_TASK PROMPT_: Keep the images out and copy every entry below exactly.

_DATA LINES_:
:::
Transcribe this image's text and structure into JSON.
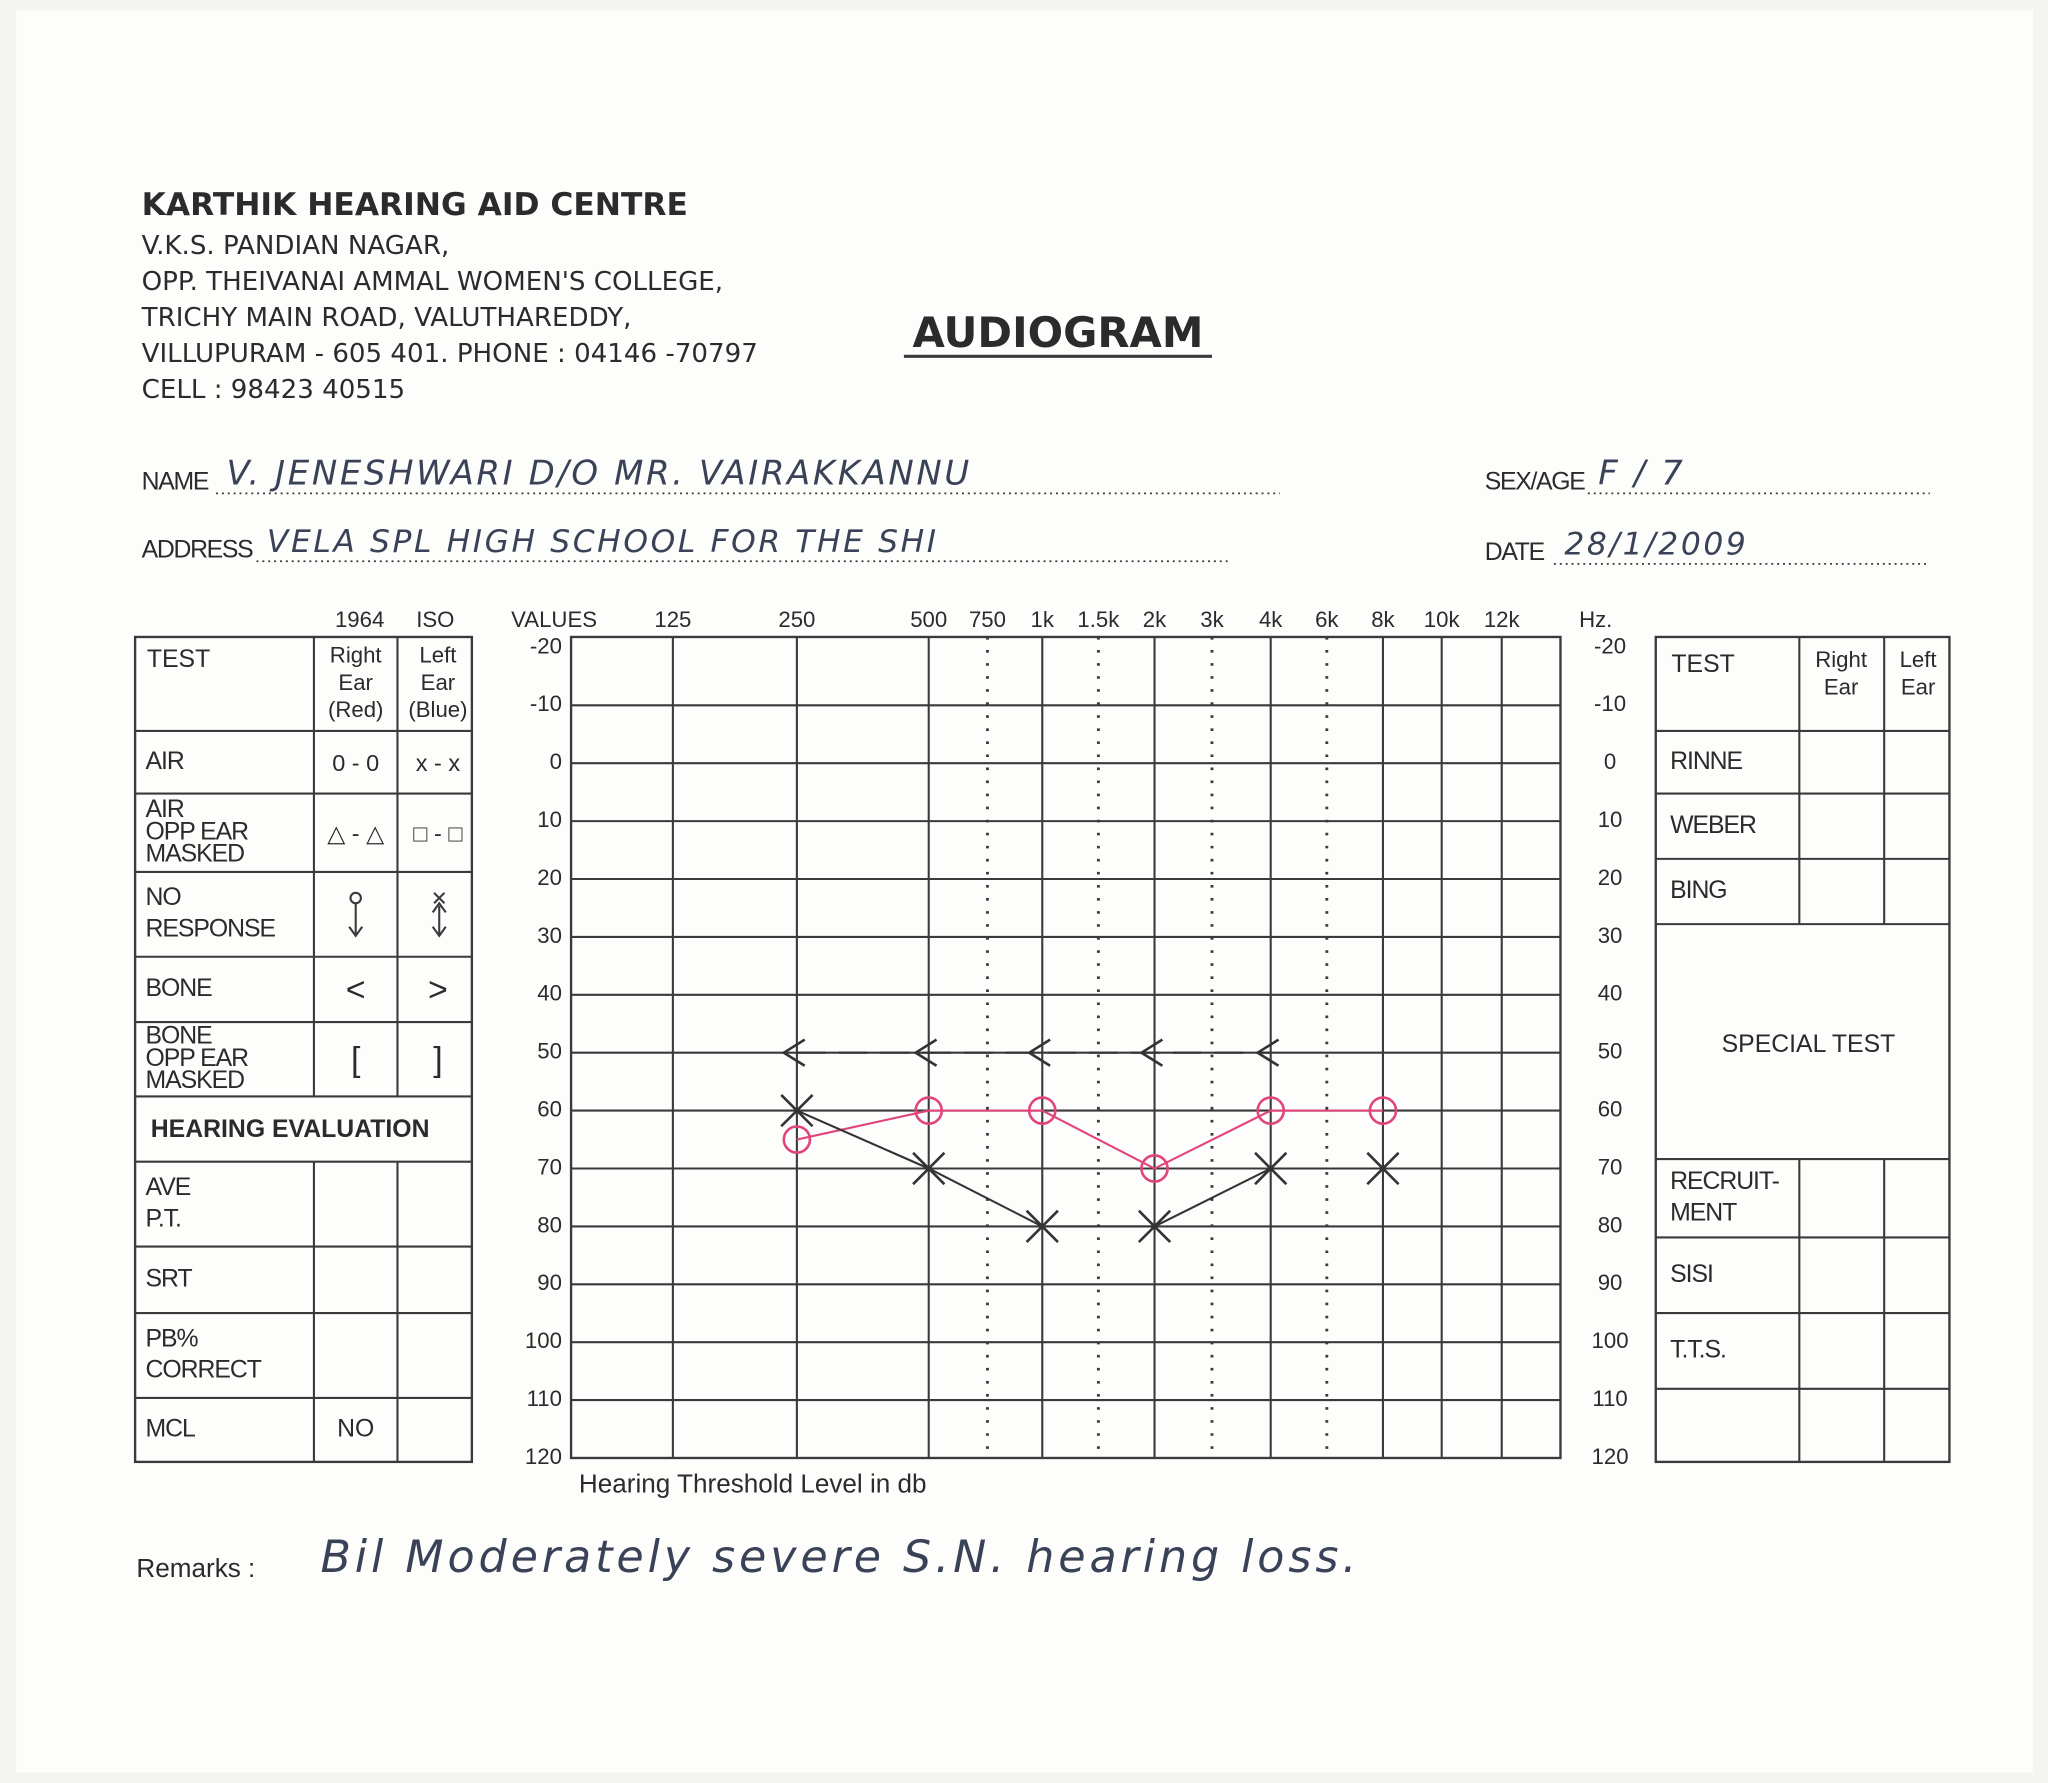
{
  "header": {
    "org": "KARTHIK HEARING AID CENTRE",
    "address_lines": [
      "V.K.S. PANDIAN NAGAR,",
      "OPP. THEIVANAI AMMAL WOMEN'S COLLEGE,",
      "TRICHY MAIN ROAD, VALUTHAREDDY,",
      "VILLUPURAM - 605 401. PHONE : 04146 -70797",
      "CELL : 98423 40515"
    ],
    "title": "AUDIOGRAM"
  },
  "patient": {
    "name_label": "NAME",
    "name": "V. JENESHWARI   D/O MR. VAIRAKKANNU",
    "sex_age_label": "SEX/AGE",
    "sex_age": "F / 7",
    "address_label": "ADDRESS",
    "address": "VELA   SPL   HIGH   SCHOOL   FOR  THE  SHI",
    "date_label": "DATE",
    "date": "28/1/2009"
  },
  "left_table": {
    "standard": [
      "1964",
      "ISO"
    ],
    "header": {
      "test": "TEST",
      "right": [
        "Right",
        "Ear",
        "(Red)"
      ],
      "left": [
        "Left",
        "Ear",
        "(Blue)"
      ]
    },
    "rows": [
      {
        "test": [
          "AIR"
        ],
        "right": "0 - 0",
        "left": "x - x"
      },
      {
        "test": [
          "AIR",
          "OPP EAR",
          "MASKED"
        ],
        "right": "△ - △",
        "left": "□ - □"
      },
      {
        "test": [
          "NO",
          "RESPONSE"
        ]
      },
      {
        "test": [
          "BONE"
        ],
        "right": "<",
        "left": ">"
      },
      {
        "test": [
          "BONE",
          "OPP EAR",
          "MASKED"
        ],
        "right": "[",
        "left": "]"
      }
    ],
    "evaluation_heading": "HEARING EVALUATION",
    "evaluation_rows": [
      {
        "test": [
          "AVE",
          "P.T."
        ]
      },
      {
        "test": [
          "SRT"
        ]
      },
      {
        "test": [
          "PB%",
          "CORRECT"
        ]
      },
      {
        "test": [
          "MCL"
        ],
        "right": "NO"
      }
    ]
  },
  "chart_data": {
    "type": "line",
    "values_label": "VALUES",
    "x_unit_label": "Hz.",
    "y_axis_label": "Hearing Threshold Level in db",
    "log_x": true,
    "y_inverted": true,
    "grid": true,
    "xticks": [
      125,
      250,
      500,
      750,
      {
        "value": 1000,
        "label": "1k"
      },
      {
        "value": 1500,
        "label": "1.5k"
      },
      {
        "value": 2000,
        "label": "2k"
      },
      {
        "value": 3000,
        "label": "3k"
      },
      {
        "value": 4000,
        "label": "4k"
      },
      {
        "value": 6000,
        "label": "6k"
      },
      {
        "value": 8000,
        "label": "8k"
      },
      {
        "value": 10000,
        "label": "10k"
      },
      {
        "value": 12000,
        "label": "12k"
      }
    ],
    "dotted_tick_indices": [
      3,
      5,
      7,
      9
    ],
    "ylim": [
      -20,
      120
    ],
    "yticks": [
      -20,
      -10,
      0,
      10,
      20,
      30,
      40,
      50,
      60,
      70,
      80,
      90,
      100,
      110,
      120
    ],
    "series": [
      {
        "color": "#e0457b",
        "marker": "o",
        "x": [
          250,
          500,
          1000,
          2000,
          4000,
          8000
        ],
        "values": [
          65,
          60,
          60,
          70,
          60,
          60
        ]
      },
      {
        "color": "#333333",
        "marker": "x",
        "x": [
          250,
          500,
          1000,
          2000,
          4000,
          8000
        ],
        "values": [
          60,
          70,
          80,
          80,
          70,
          70
        ]
      },
      {
        "color": "#333333",
        "marker": "<",
        "dashed": true,
        "x": [
          250,
          500,
          1000,
          2000,
          4000
        ],
        "values": [
          50,
          50,
          50,
          50,
          50
        ]
      }
    ]
  },
  "right_table": {
    "header": {
      "test": "TEST",
      "right": [
        "Right",
        "Ear"
      ],
      "left": [
        "Left",
        "Ear"
      ]
    },
    "rows": [
      [
        "RINNE"
      ],
      [
        "WEBER"
      ],
      [
        "BING"
      ]
    ],
    "special": "SPECIAL TEST",
    "rows_after": [
      [
        "RECRUIT-",
        "MENT"
      ],
      [
        "SISI"
      ],
      [
        "T.T.S."
      ]
    ]
  },
  "remarks": {
    "label": "Remarks :",
    "text": "Bil  Moderately  severe  S.N. hearing  loss."
  }
}
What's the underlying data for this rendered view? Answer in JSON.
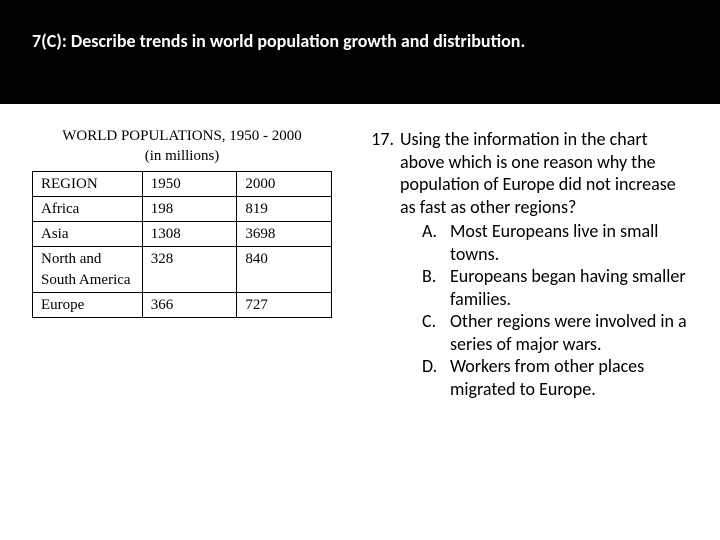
{
  "header": {
    "text": "7(C): Describe trends in world population growth and distribution."
  },
  "table": {
    "title_line1": "WORLD POPULATIONS, 1950 - 2000",
    "title_line2": "(in millions)",
    "columns": {
      "region": "REGION",
      "y1950": "1950",
      "y2000": "2000"
    },
    "rows": [
      {
        "region": "Africa",
        "y1950": "198",
        "y2000": "819"
      },
      {
        "region": "Asia",
        "y1950": "1308",
        "y2000": "3698"
      },
      {
        "region": "North and South America",
        "y1950": "328",
        "y2000": "840"
      },
      {
        "region": "Europe",
        "y1950": "366",
        "y2000": "727"
      }
    ]
  },
  "question": {
    "number": "17.",
    "stem": "Using the information in the chart above which is one reason why the population of Europe did not increase as fast as other regions?",
    "options": [
      {
        "letter": "A.",
        "text": "Most Europeans live in small towns."
      },
      {
        "letter": "B.",
        "text": "Europeans began having smaller families."
      },
      {
        "letter": "C.",
        "text": "Other regions were involved in a series of major wars."
      },
      {
        "letter": "D.",
        "text": "Workers from other places migrated to Europe."
      }
    ]
  }
}
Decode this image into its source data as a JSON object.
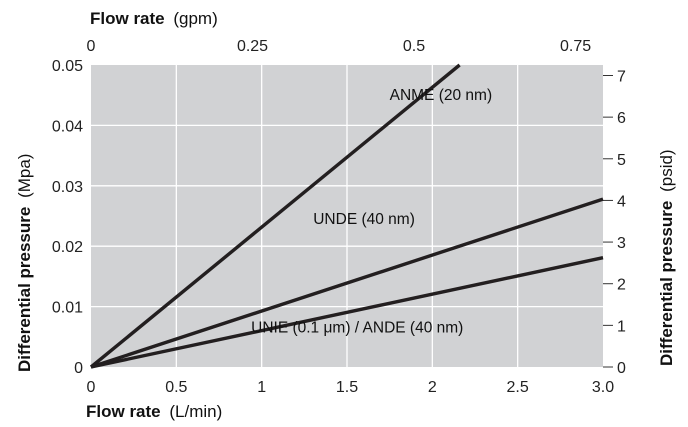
{
  "chart_data": {
    "type": "line",
    "x_bottom": {
      "title_bold": "Flow rate",
      "title_unit": "(L/min)",
      "range": [
        0,
        3.0
      ],
      "ticks": [
        0,
        0.5,
        1,
        1.5,
        2,
        2.5,
        3.0
      ],
      "tick_labels": [
        "0",
        "0.5",
        "1",
        "1.5",
        "2",
        "2.5",
        "3.0"
      ]
    },
    "x_top": {
      "title_bold": "Flow rate",
      "title_unit": "(gpm)",
      "range": [
        0,
        0.7925
      ],
      "ticks": [
        0,
        0.25,
        0.5,
        0.75
      ],
      "tick_labels": [
        "0",
        "0.25",
        "0.5",
        "0.75"
      ]
    },
    "y_left": {
      "title_bold": "Differential pressure",
      "title_unit": "(Mpa)",
      "range": [
        0,
        0.05
      ],
      "ticks": [
        0,
        0.01,
        0.02,
        0.03,
        0.04,
        0.05
      ],
      "tick_labels": [
        "0",
        "0.01",
        "0.02",
        "0.03",
        "0.04",
        "0.05"
      ]
    },
    "y_right": {
      "title_bold": "Differential pressure",
      "title_unit": "(psid)",
      "range": [
        0,
        7.252
      ],
      "ticks": [
        0,
        1,
        2,
        3,
        4,
        5,
        6,
        7
      ],
      "tick_labels": [
        "0",
        "1",
        "2",
        "3",
        "4",
        "5",
        "6",
        "7"
      ]
    },
    "grid": true,
    "series": [
      {
        "name": "ANME (20 nm)",
        "x": [
          0,
          2.16
        ],
        "y": [
          0,
          0.05
        ],
        "label_at": [
          2.05,
          0.0442
        ]
      },
      {
        "name": "UNDE (40 nm)",
        "x": [
          0,
          3.0
        ],
        "y": [
          0,
          0.0278
        ],
        "label_at": [
          1.6,
          0.0237
        ]
      },
      {
        "name": "UNIE (0.1 μm) / ANDE (40 nm)",
        "x": [
          0,
          3.0
        ],
        "y": [
          0,
          0.0181
        ],
        "label_at": [
          1.56,
          0.0057
        ]
      }
    ]
  }
}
:::
_COMPLETE OUTPUT_:
Transcribe this image's text and structure into JSON.
{
  "header": {
    "org": "KARTHIK HEARING AID CENTRE",
    "address_lines": [
      "V.K.S. PANDIAN NAGAR,",
      "OPP. THEIVANAI AMMAL WOMEN'S COLLEGE,",
      "TRICHY MAIN ROAD, VALUTHAREDDY,",
      "VILLUPURAM - 605 401. PHONE : 04146 -70797",
      "CELL : 98423 40515"
    ],
    "title": "AUDIOGRAM"
  },
  "patient": {
    "name_label": "NAME",
    "name": "V. JENESHWARI   D/O MR. VAIRAKKANNU",
    "sex_age_label": "SEX/AGE",
    "sex_age": "F / 7",
    "address_label": "ADDRESS",
    "address": "VELA   SPL   HIGH   SCHOOL   FOR  THE  SHI",
    "date_label": "DATE",
    "date": "28/1/2009"
  },
  "left_table": {
    "standard": [
      "1964",
      "ISO"
    ],
    "header": {
      "test": "TEST",
      "right": [
        "Right",
        "Ear",
        "(Red)"
      ],
      "left": [
        "Left",
        "Ear",
        "(Blue)"
      ]
    },
    "rows": [
      {
        "test": [
          "AIR"
        ],
        "right": "0 - 0",
        "left": "x - x"
      },
      {
        "test": [
          "AIR",
          "OPP EAR",
          "MASKED"
        ],
        "right": "△ - △",
        "left": "□ - □"
      },
      {
        "test": [
          "NO",
          "RESPONSE"
        ]
      },
      {
        "test": [
          "BONE"
        ],
        "right": "<",
        "left": ">"
      },
      {
        "test": [
          "BONE",
          "OPP EAR",
          "MASKED"
        ],
        "right": "[",
        "left": "]"
      }
    ],
    "evaluation_heading": "HEARING EVALUATION",
    "evaluation_rows": [
      {
        "test": [
          "AVE",
          "P.T."
        ]
      },
      {
        "test": [
          "SRT"
        ]
      },
      {
        "test": [
          "PB%",
          "CORRECT"
        ]
      },
      {
        "test": [
          "MCL"
        ],
        "right": "NO"
      }
    ]
  },
  "chart_data": {
    "type": "line",
    "values_label": "VALUES",
    "x_unit_label": "Hz.",
    "y_axis_label": "Hearing Threshold Level in db",
    "log_x": true,
    "y_inverted": true,
    "grid": true,
    "xticks": [
      125,
      250,
      500,
      750,
      {
        "value": 1000,
        "label": "1k"
      },
      {
        "value": 1500,
        "label": "1.5k"
      },
      {
        "value": 2000,
        "label": "2k"
      },
      {
        "value": 3000,
        "label": "3k"
      },
      {
        "value": 4000,
        "label": "4k"
      },
      {
        "value": 6000,
        "label": "6k"
      },
      {
        "value": 8000,
        "label": "8k"
      },
      {
        "value": 10000,
        "label": "10k"
      },
      {
        "value": 12000,
        "label": "12k"
      }
    ],
    "dotted_tick_indices": [
      3,
      5,
      7,
      9
    ],
    "ylim": [
      -20,
      120
    ],
    "yticks": [
      -20,
      -10,
      0,
      10,
      20,
      30,
      40,
      50,
      60,
      70,
      80,
      90,
      100,
      110,
      120
    ],
    "series": [
      {
        "color": "#e0457b",
        "marker": "o",
        "x": [
          250,
          500,
          1000,
          2000,
          4000,
          8000
        ],
        "values": [
          65,
          60,
          60,
          70,
          60,
          60
        ]
      },
      {
        "color": "#333333",
        "marker": "x",
        "x": [
          250,
          500,
          1000,
          2000,
          4000,
          8000
        ],
        "values": [
          60,
          70,
          80,
          80,
          70,
          70
        ]
      },
      {
        "color": "#333333",
        "marker": "<",
        "dashed": true,
        "x": [
          250,
          500,
          1000,
          2000,
          4000
        ],
        "values": [
          50,
          50,
          50,
          50,
          50
        ]
      }
    ]
  },
  "right_table": {
    "header": {
      "test": "TEST",
      "right": [
        "Right",
        "Ear"
      ],
      "left": [
        "Left",
        "Ear"
      ]
    },
    "rows": [
      [
        "RINNE"
      ],
      [
        "WEBER"
      ],
      [
        "BING"
      ]
    ],
    "special": "SPECIAL TEST",
    "rows_after": [
      [
        "RECRUIT-",
        "MENT"
      ],
      [
        "SISI"
      ],
      [
        "T.T.S."
      ]
    ]
  },
  "remarks": {
    "label": "Remarks :",
    "text": "Bil  Moderately  severe  S.N. hearing  loss."
  }
}
What's the underlying data for this rendered view? Answer in JSON.
{
  "header": {
    "text": "7(C): Describe trends in world population growth and distribution."
  },
  "table": {
    "title_line1": "WORLD POPULATIONS, 1950 - 2000",
    "title_line2": "(in millions)",
    "columns": {
      "region": "REGION",
      "y1950": "1950",
      "y2000": "2000"
    },
    "rows": [
      {
        "region": "Africa",
        "y1950": "198",
        "y2000": "819"
      },
      {
        "region": "Asia",
        "y1950": "1308",
        "y2000": "3698"
      },
      {
        "region": "North and South America",
        "y1950": "328",
        "y2000": "840"
      },
      {
        "region": "Europe",
        "y1950": "366",
        "y2000": "727"
      }
    ]
  },
  "question": {
    "number": "17.",
    "stem": "Using the information in the chart above which is one reason why the population of Europe did not increase as fast as other regions?",
    "options": [
      {
        "letter": "A.",
        "text": "Most Europeans live in small towns."
      },
      {
        "letter": "B.",
        "text": "Europeans began having smaller families."
      },
      {
        "letter": "C.",
        "text": "Other regions were involved in a series of major wars."
      },
      {
        "letter": "D.",
        "text": "Workers from other places migrated to Europe."
      }
    ]
  }
}
Decode this image into its source data as a JSON object.
{
  "chart_data": {
    "type": "line",
    "x_bottom": {
      "title_bold": "Flow rate",
      "title_unit": "(L/min)",
      "range": [
        0,
        3.0
      ],
      "ticks": [
        0,
        0.5,
        1,
        1.5,
        2,
        2.5,
        3.0
      ],
      "tick_labels": [
        "0",
        "0.5",
        "1",
        "1.5",
        "2",
        "2.5",
        "3.0"
      ]
    },
    "x_top": {
      "title_bold": "Flow rate",
      "title_unit": "(gpm)",
      "range": [
        0,
        0.7925
      ],
      "ticks": [
        0,
        0.25,
        0.5,
        0.75
      ],
      "tick_labels": [
        "0",
        "0.25",
        "0.5",
        "0.75"
      ]
    },
    "y_left": {
      "title_bold": "Differential pressure",
      "title_unit": "(Mpa)",
      "range": [
        0,
        0.05
      ],
      "ticks": [
        0,
        0.01,
        0.02,
        0.03,
        0.04,
        0.05
      ],
      "tick_labels": [
        "0",
        "0.01",
        "0.02",
        "0.03",
        "0.04",
        "0.05"
      ]
    },
    "y_right": {
      "title_bold": "Differential pressure",
      "title_unit": "(psid)",
      "range": [
        0,
        7.252
      ],
      "ticks": [
        0,
        1,
        2,
        3,
        4,
        5,
        6,
        7
      ],
      "tick_labels": [
        "0",
        "1",
        "2",
        "3",
        "4",
        "5",
        "6",
        "7"
      ]
    },
    "grid": true,
    "series": [
      {
        "name": "ANME (20 nm)",
        "x": [
          0,
          2.16
        ],
        "y": [
          0,
          0.05
        ],
        "label_at": [
          2.05,
          0.0442
        ]
      },
      {
        "name": "UNDE (40 nm)",
        "x": [
          0,
          3.0
        ],
        "y": [
          0,
          0.0278
        ],
        "label_at": [
          1.6,
          0.0237
        ]
      },
      {
        "name": "UNIE (0.1 μm) / ANDE (40 nm)",
        "x": [
          0,
          3.0
        ],
        "y": [
          0,
          0.0181
        ],
        "label_at": [
          1.56,
          0.0057
        ]
      }
    ]
  }
}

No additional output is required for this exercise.